- _УСЛОВИЕ ЗАДАНИЯ_:
Ответьте по фрагменту текста ниже на три вопроса:
(а) На какие годы, по словам автора, пришлась самая высокая волна эмиграции?
(б) Сколько времени заняло оформление выездных документов?
(в) Откуда родом родители сотрудника по имени Дерек?

---------- ФРАГМЕНТ ТЕКСТА ----------

Однако при ближайшем рассмотрении проблема оказалась еще сложнее. Мы не собирались ограничиваться рассказом только лишь об эмигрантах: русское научное зарубежье – понятие значительно более широкое. Но даже если говорить именно об эмиграции, то самая высокая ее волна пришлась, как выяснилось, не на 1920–1930-е, а на 1895–1915 годы, и присутствие интеллигенции в этом потоке уже довольно заметно. Так что захват власти большевиками был не причиной, а скорее следствием вытеснения интеллектуальной элиты из страны. Тем не менее факт неоспорим: именно с их приходом процесс стал самоподдерживающимся, а поначалу даже лавинным. Для того чтобы как-то задержать отток интеллекта и культуры за рубеж, надо было поставить на его пути непреодолимую преграду – лучше всего частокол, колючую проволоку, вышки, солдат с собаками и автоматами…

Волны: накаты и откаты

Многолетнее общение с иностранными коллегами привело меня к убеждению, что сейчас почти в любой академической семье есть предки российского происхождения. Их помнят и чтут и при случае рассказывают о них гостям из России. Никаких статистических данных по этому поводу я не видел, и этот вывод основывается исключительно на впечатлениях от личных встреч. Поэтому с них и начну, причем с самых ранних.

Мое знакомство с эмиграцией началось в Нью-Йорке в 1993 году. После пяти лет работы в "почтовом ящике", на парадном подъезде которого было написано "Институт прикладной математики", получить иностранный паспорт в СССР мне было бы непросто. Но к 1993-му многое изменилось, советские паспорта утратили силу, и без особых сложностей, хотя и за невероятные, по нынешним меркам, шесть месяцев, мне удалось оформить выездные документы и отправиться со скромным трудовым контрактом в Мюнхен, в Коллекцию музыкальных инструментов Немецкого музея. Это тот самый Deutsches Museum, который по-русски часто называют "Политехническим музеем немецкой нации" или "Немецким музеем естествознания и техники", отличая его от Germanisches Museum, или "Германского национального музея истории и искусств" в Нюрнберге. К тому моменту, когда я оказался в Нью-Йорке, я успел проработать в Мюнхене больше трех месяцев и побывать в Музее изящных искусств в Бостоне, поэтому у меня было с собой два рекомендательных письма к директору Отдела музыкальных инструментов Метрополитен-музея. Таким образом, теплый прием мне был обеспечен. Познакомить меня с музеем и его библиотеками поручили сотруднику отдела по имени Дерек, который уже минут через десять разговора сообщил, что его родители из Польши, родились еще в Российской империи и переехали в США между мировыми войнами. Так что мы в известном смысле соотечественники.

---------- ФРАГМЕНТ ДАННЫХ ----------

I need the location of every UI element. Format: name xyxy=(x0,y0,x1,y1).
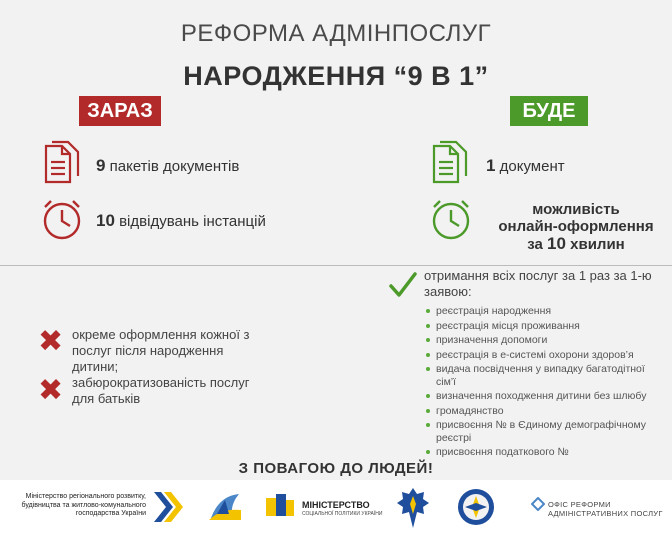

----------

- _РАЗБОР РЕШЕНИЯ_:
(а) На 1895–1915 годы.
(б) Шесть месяцев.
(в) Из Польши.